Data provided:
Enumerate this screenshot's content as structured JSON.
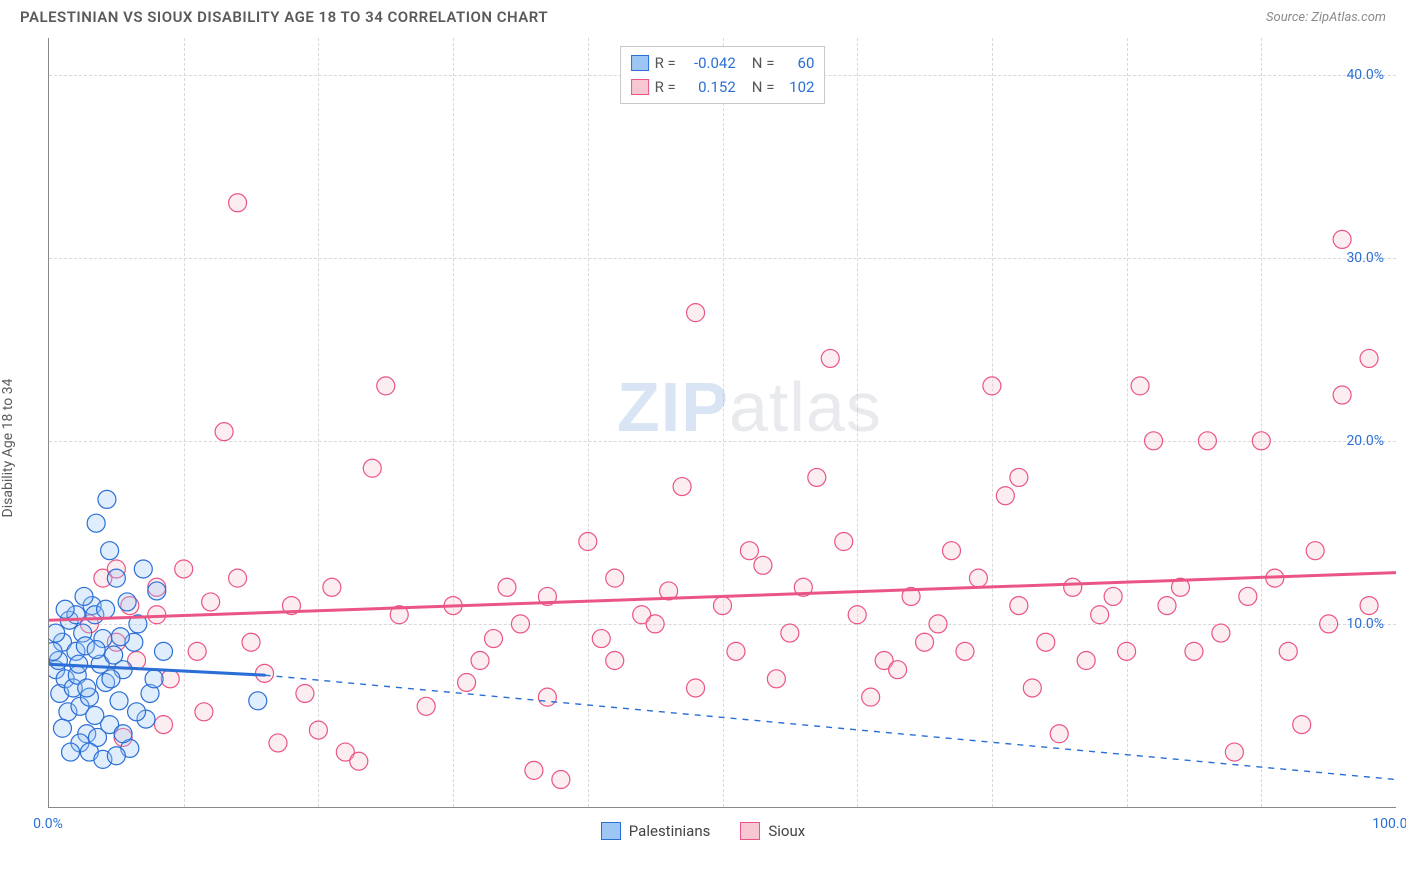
{
  "title": "PALESTINIAN VS SIOUX DISABILITY AGE 18 TO 34 CORRELATION CHART",
  "source": "Source: ZipAtlas.com",
  "y_axis_label": "Disability Age 18 to 34",
  "watermark": {
    "bold": "ZIP",
    "rest": "atlas"
  },
  "chart": {
    "type": "scatter",
    "xlim": [
      0,
      100
    ],
    "ylim": [
      0,
      42
    ],
    "x_ticks": [
      0,
      100
    ],
    "x_tick_labels": [
      "0.0%",
      "100.0%"
    ],
    "y_ticks": [
      10,
      20,
      30,
      40
    ],
    "y_tick_labels": [
      "10.0%",
      "20.0%",
      "30.0%",
      "40.0%"
    ],
    "v_grid": [
      10,
      20,
      30,
      40,
      50,
      60,
      70,
      80,
      90
    ],
    "background_color": "#ffffff",
    "grid_color": "#d8d8d8",
    "axis_color": "#888888",
    "tick_label_color": "#2b6fd6",
    "marker_radius": 9,
    "marker_stroke_width": 1.2,
    "marker_fill_opacity": 0.32,
    "trend_line_width": 3,
    "dash_line_width": 1.4
  },
  "series": [
    {
      "name": "Palestinians",
      "color_fill": "#9ec6f5",
      "color_stroke": "#2b6fd6",
      "trend": {
        "x1": 0,
        "y1": 7.8,
        "x2": 16,
        "y2": 7.2,
        "dash_x2": 100,
        "dash_y2": 1.5
      },
      "points": [
        [
          0.5,
          7.5
        ],
        [
          0.7,
          8.0
        ],
        [
          0.8,
          6.2
        ],
        [
          1.0,
          9.0
        ],
        [
          1.2,
          7.0
        ],
        [
          1.4,
          5.2
        ],
        [
          1.5,
          10.2
        ],
        [
          1.8,
          6.5
        ],
        [
          2.0,
          8.5
        ],
        [
          2.1,
          7.2
        ],
        [
          2.3,
          5.5
        ],
        [
          2.5,
          9.5
        ],
        [
          2.7,
          8.8
        ],
        [
          2.8,
          4.0
        ],
        [
          3.0,
          6.0
        ],
        [
          3.2,
          11.0
        ],
        [
          3.4,
          10.5
        ],
        [
          3.6,
          3.8
        ],
        [
          3.8,
          7.8
        ],
        [
          4.0,
          9.2
        ],
        [
          4.2,
          6.8
        ],
        [
          4.5,
          4.5
        ],
        [
          4.8,
          8.3
        ],
        [
          5.0,
          12.5
        ],
        [
          5.2,
          5.8
        ],
        [
          5.5,
          7.5
        ],
        [
          5.8,
          11.2
        ],
        [
          6.0,
          3.2
        ],
        [
          6.3,
          9.0
        ],
        [
          6.6,
          10.0
        ],
        [
          7.0,
          13.0
        ],
        [
          7.2,
          4.8
        ],
        [
          7.5,
          6.2
        ],
        [
          8.0,
          11.8
        ],
        [
          8.5,
          8.5
        ],
        [
          2.3,
          3.5
        ],
        [
          3.0,
          3.0
        ],
        [
          4.0,
          2.6
        ],
        [
          5.0,
          2.8
        ],
        [
          3.5,
          15.5
        ],
        [
          4.3,
          16.8
        ],
        [
          4.5,
          14.0
        ],
        [
          1.0,
          4.3
        ],
        [
          1.6,
          3.0
        ],
        [
          2.0,
          10.5
        ],
        [
          2.6,
          11.5
        ],
        [
          0.3,
          8.5
        ],
        [
          0.5,
          9.5
        ],
        [
          1.2,
          10.8
        ],
        [
          2.2,
          7.8
        ],
        [
          2.8,
          6.5
        ],
        [
          3.4,
          5.0
        ],
        [
          4.6,
          7.0
        ],
        [
          5.5,
          4.0
        ],
        [
          6.5,
          5.2
        ],
        [
          7.8,
          7.0
        ],
        [
          3.5,
          8.6
        ],
        [
          4.2,
          10.8
        ],
        [
          5.3,
          9.3
        ],
        [
          15.5,
          5.8
        ]
      ]
    },
    {
      "name": "Sioux",
      "color_fill": "#f7c7d3",
      "color_stroke": "#ea5585",
      "trend": {
        "x1": 0,
        "y1": 10.2,
        "x2": 100,
        "y2": 12.8
      },
      "points": [
        [
          3,
          10
        ],
        [
          4,
          12.5
        ],
        [
          5,
          9
        ],
        [
          5,
          13
        ],
        [
          6,
          11
        ],
        [
          6.5,
          8
        ],
        [
          8,
          10.5
        ],
        [
          8,
          12
        ],
        [
          9,
          7
        ],
        [
          10,
          13
        ],
        [
          11,
          8.5
        ],
        [
          12,
          11.2
        ],
        [
          13,
          20.5
        ],
        [
          14,
          12.5
        ],
        [
          14,
          33
        ],
        [
          15,
          9
        ],
        [
          17,
          3.5
        ],
        [
          18,
          11
        ],
        [
          20,
          4.2
        ],
        [
          21,
          12
        ],
        [
          22,
          3
        ],
        [
          23,
          2.5
        ],
        [
          24,
          18.5
        ],
        [
          25,
          23
        ],
        [
          30,
          11
        ],
        [
          32,
          8
        ],
        [
          34,
          12
        ],
        [
          35,
          10
        ],
        [
          36,
          2
        ],
        [
          37,
          11.5
        ],
        [
          38,
          1.5
        ],
        [
          40,
          14.5
        ],
        [
          41,
          9.2
        ],
        [
          42,
          8
        ],
        [
          44,
          10.5
        ],
        [
          45,
          10
        ],
        [
          47,
          17.5
        ],
        [
          48,
          6.5
        ],
        [
          48,
          27
        ],
        [
          50,
          11
        ],
        [
          51,
          8.5
        ],
        [
          52,
          14
        ],
        [
          54,
          7
        ],
        [
          55,
          9.5
        ],
        [
          56,
          12
        ],
        [
          57,
          18
        ],
        [
          58,
          24.5
        ],
        [
          59,
          14.5
        ],
        [
          60,
          10.5
        ],
        [
          61,
          6
        ],
        [
          62,
          8
        ],
        [
          64,
          11.5
        ],
        [
          65,
          9
        ],
        [
          66,
          10
        ],
        [
          67,
          14
        ],
        [
          68,
          8.5
        ],
        [
          69,
          12.5
        ],
        [
          70,
          23
        ],
        [
          71,
          17
        ],
        [
          72,
          11
        ],
        [
          72,
          18
        ],
        [
          74,
          9
        ],
        [
          75,
          4
        ],
        [
          76,
          12
        ],
        [
          77,
          8
        ],
        [
          78,
          10.5
        ],
        [
          79,
          11.5
        ],
        [
          80,
          8.5
        ],
        [
          81,
          23
        ],
        [
          82,
          20
        ],
        [
          83,
          11
        ],
        [
          84,
          12
        ],
        [
          85,
          8.5
        ],
        [
          86,
          20
        ],
        [
          87,
          9.5
        ],
        [
          88,
          3
        ],
        [
          89,
          11.5
        ],
        [
          90,
          20
        ],
        [
          91,
          12.5
        ],
        [
          92,
          8.5
        ],
        [
          93,
          4.5
        ],
        [
          94,
          14
        ],
        [
          95,
          10
        ],
        [
          96,
          22.5
        ],
        [
          96,
          31
        ],
        [
          98,
          11
        ],
        [
          98,
          24.5
        ],
        [
          37,
          6
        ],
        [
          42,
          12.5
        ],
        [
          28,
          5.5
        ],
        [
          31,
          6.8
        ],
        [
          16,
          7.3
        ],
        [
          19,
          6.2
        ],
        [
          26,
          10.5
        ],
        [
          33,
          9.2
        ],
        [
          46,
          11.8
        ],
        [
          53,
          13.2
        ],
        [
          63,
          7.5
        ],
        [
          73,
          6.5
        ],
        [
          5.5,
          3.8
        ],
        [
          8.5,
          4.5
        ],
        [
          11.5,
          5.2
        ]
      ]
    }
  ],
  "correlation_box": {
    "rows": [
      {
        "swatch_fill": "#9ec6f5",
        "swatch_stroke": "#2b6fd6",
        "r_label": "R =",
        "r_val": "-0.042",
        "n_label": "N =",
        "n_val": "60"
      },
      {
        "swatch_fill": "#f7c7d3",
        "swatch_stroke": "#ea5585",
        "r_label": "R =",
        "r_val": "0.152",
        "n_label": "N =",
        "n_val": "102"
      }
    ]
  },
  "bottom_legend": [
    {
      "swatch_fill": "#9ec6f5",
      "swatch_stroke": "#2b6fd6",
      "label": "Palestinians"
    },
    {
      "swatch_fill": "#f7c7d3",
      "swatch_stroke": "#ea5585",
      "label": "Sioux"
    }
  ]
}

Work to do: Tally how many lines of the data include the word "Palestinians". Write the number and nothing else.

Answer to this exercise: 2